What to do.
Your task is to transcribe all of the records exactly and leave out the pictures.

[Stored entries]
***

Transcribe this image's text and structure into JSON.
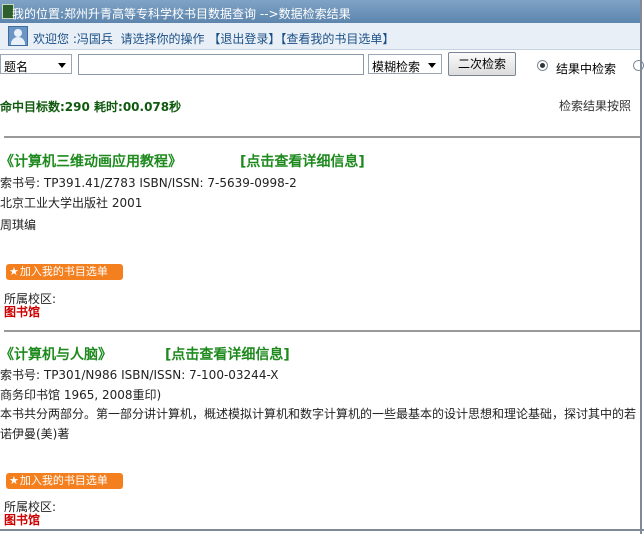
{
  "titlebar": {
    "text": "我的位置:郑州升青高等专科学校书目数据查询 -->数据检索结果"
  },
  "welcome": {
    "prefix": "欢迎您 :",
    "user": "冯国兵",
    "instruction": "请选择你的操作",
    "logout": "【退出登录】",
    "view_list": "【查看我的书目选单】"
  },
  "search": {
    "field_select": "题名",
    "input_value": "",
    "mode_select": "模糊检索",
    "secondary_button": "二次检索",
    "radio_in_results": "结果中检索"
  },
  "summary": {
    "stats": "命中目标数:290 耗时:00.078秒",
    "sort_label": "检索结果按照"
  },
  "records": [
    {
      "title": "《计算机三维动画应用教程》",
      "detail_link": "[点击查看详细信息]",
      "call_no": "索书号: TP391.41/Z783     ISBN/ISSN: 7-5639-0998-2",
      "publisher": "北京工业大学出版社    2001",
      "author": "周琪编",
      "add_button": "加入我的书目选单",
      "campus_label": "所属校区:",
      "campus": "图书馆"
    },
    {
      "title": "《计算机与人脑》",
      "detail_link": "[点击查看详细信息]",
      "call_no": "索书号: TP301/N986     ISBN/ISSN: 7-100-03244-X",
      "publisher": "商务印书馆    1965, 2008重印)",
      "summary": "本书共分两部分。第一部分讲计算机，概述模拟计算机和数字计算机的一些最基本的设计思想和理论基础，探讨其中的若",
      "author": "诺伊曼(美)著",
      "add_button": "加入我的书目选单",
      "campus_label": "所属校区:",
      "campus": "图书馆"
    }
  ]
}
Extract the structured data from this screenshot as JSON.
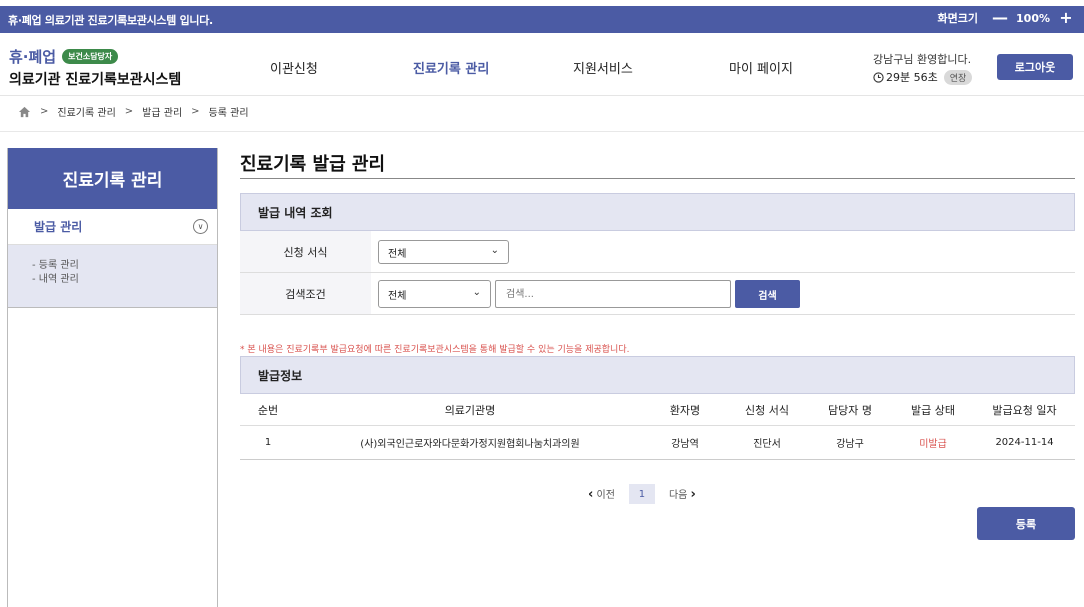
{
  "topbar": {
    "notice": "휴·폐업 의료기관 진료기록보관시스템 입니다.",
    "zoom_label": "화면크기",
    "zoom_minus": "—",
    "zoom_value": "100%",
    "zoom_plus": "+"
  },
  "brand": {
    "sub": "휴·폐업",
    "badge": "보건소담당자",
    "main": "의료기관 진료기록보관시스템"
  },
  "gnb": [
    "이관신청",
    "진료기록 관리",
    "지원서비스",
    "마이 페이지"
  ],
  "user": {
    "greeting": "강남구님 환영합니다.",
    "timer": "29분 56초",
    "extend": "연장",
    "logout": "로그아웃"
  },
  "breadcrumb": [
    "진료기록 관리",
    "발급 관리",
    "등록 관리"
  ],
  "sidebar": {
    "title": "진료기록 관리",
    "menu_label": "발급 관리",
    "sub_items": [
      "- 등록 관리",
      "- 내역 관리"
    ]
  },
  "page_title": "진료기록 발급 관리",
  "search_panel": {
    "title": "발급 내역 조회",
    "form_label": "신청 서식",
    "form_value": "전체",
    "cond_label": "검색조건",
    "cond_value": "전체",
    "search_placeholder": "검색...",
    "search_button": "검색"
  },
  "notice": "* 본 내용은 진료기록부 발급요청에 따른 진료기록보관시스템을 통해 발급할 수 있는 기능을 제공합니다.",
  "result_panel": {
    "title": "발급정보",
    "columns": [
      "순번",
      "의료기관명",
      "환자명",
      "신청 서식",
      "담당자 명",
      "발급 상태",
      "발급요청 일자"
    ],
    "rows": [
      [
        "1",
        "(사)외국인근로자와다문화가정지원협회나눔치과의원",
        "강남역",
        "진단서",
        "강남구",
        "미발급",
        "2024-11-14"
      ]
    ]
  },
  "pager": {
    "prev": "이전",
    "current": "1",
    "next": "다음"
  },
  "register_button": "등록",
  "colors": {
    "primary": "#4b5ba4",
    "accent_red": "#d9534f",
    "panel_bg": "#e4e6f2"
  }
}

***

Solution to the exercise.
Transcribe this image's text and structure into JSON.
{
  "titlebar": {
    "text": "我的位置:郑州升青高等专科学校书目数据查询 -->数据检索结果"
  },
  "welcome": {
    "prefix": "欢迎您 :",
    "user": "冯国兵",
    "instruction": "请选择你的操作",
    "logout": "【退出登录】",
    "view_list": "【查看我的书目选单】"
  },
  "search": {
    "field_select": "题名",
    "input_value": "",
    "mode_select": "模糊检索",
    "secondary_button": "二次检索",
    "radio_in_results": "结果中检索"
  },
  "summary": {
    "stats": "命中目标数:290 耗时:00.078秒",
    "sort_label": "检索结果按照"
  },
  "records": [
    {
      "title": "《计算机三维动画应用教程》",
      "detail_link": "[点击查看详细信息]",
      "call_no": "索书号: TP391.41/Z783     ISBN/ISSN: 7-5639-0998-2",
      "publisher": "北京工业大学出版社    2001",
      "author": "周琪编",
      "add_button": "加入我的书目选单",
      "campus_label": "所属校区:",
      "campus": "图书馆"
    },
    {
      "title": "《计算机与人脑》",
      "detail_link": "[点击查看详细信息]",
      "call_no": "索书号: TP301/N986     ISBN/ISSN: 7-100-03244-X",
      "publisher": "商务印书馆    1965, 2008重印)",
      "summary": "本书共分两部分。第一部分讲计算机，概述模拟计算机和数字计算机的一些最基本的设计思想和理论基础，探讨其中的若",
      "author": "诺伊曼(美)著",
      "add_button": "加入我的书目选单",
      "campus_label": "所属校区:",
      "campus": "图书馆"
    }
  ]
}
Extract the structured data from this screenshot as JSON.
{
  "topbar": {
    "notice": "휴·폐업 의료기관 진료기록보관시스템 입니다.",
    "zoom_label": "화면크기",
    "zoom_minus": "—",
    "zoom_value": "100%",
    "zoom_plus": "+"
  },
  "brand": {
    "sub": "휴·폐업",
    "badge": "보건소담당자",
    "main": "의료기관 진료기록보관시스템"
  },
  "gnb": [
    "이관신청",
    "진료기록 관리",
    "지원서비스",
    "마이 페이지"
  ],
  "user": {
    "greeting": "강남구님 환영합니다.",
    "timer": "29분 56초",
    "extend": "연장",
    "logout": "로그아웃"
  },
  "breadcrumb": [
    "진료기록 관리",
    "발급 관리",
    "등록 관리"
  ],
  "sidebar": {
    "title": "진료기록 관리",
    "menu_label": "발급 관리",
    "sub_items": [
      "- 등록 관리",
      "- 내역 관리"
    ]
  },
  "page_title": "진료기록 발급 관리",
  "search_panel": {
    "title": "발급 내역 조회",
    "form_label": "신청 서식",
    "form_value": "전체",
    "cond_label": "검색조건",
    "cond_value": "전체",
    "search_placeholder": "검색...",
    "search_button": "검색"
  },
  "notice": "* 본 내용은 진료기록부 발급요청에 따른 진료기록보관시스템을 통해 발급할 수 있는 기능을 제공합니다.",
  "result_panel": {
    "title": "발급정보",
    "columns": [
      "순번",
      "의료기관명",
      "환자명",
      "신청 서식",
      "담당자 명",
      "발급 상태",
      "발급요청 일자"
    ],
    "rows": [
      [
        "1",
        "(사)외국인근로자와다문화가정지원협회나눔치과의원",
        "강남역",
        "진단서",
        "강남구",
        "미발급",
        "2024-11-14"
      ]
    ]
  },
  "pager": {
    "prev": "이전",
    "current": "1",
    "next": "다음"
  },
  "register_button": "등록",
  "colors": {
    "primary": "#4b5ba4",
    "accent_red": "#d9534f",
    "panel_bg": "#e4e6f2"
  }
}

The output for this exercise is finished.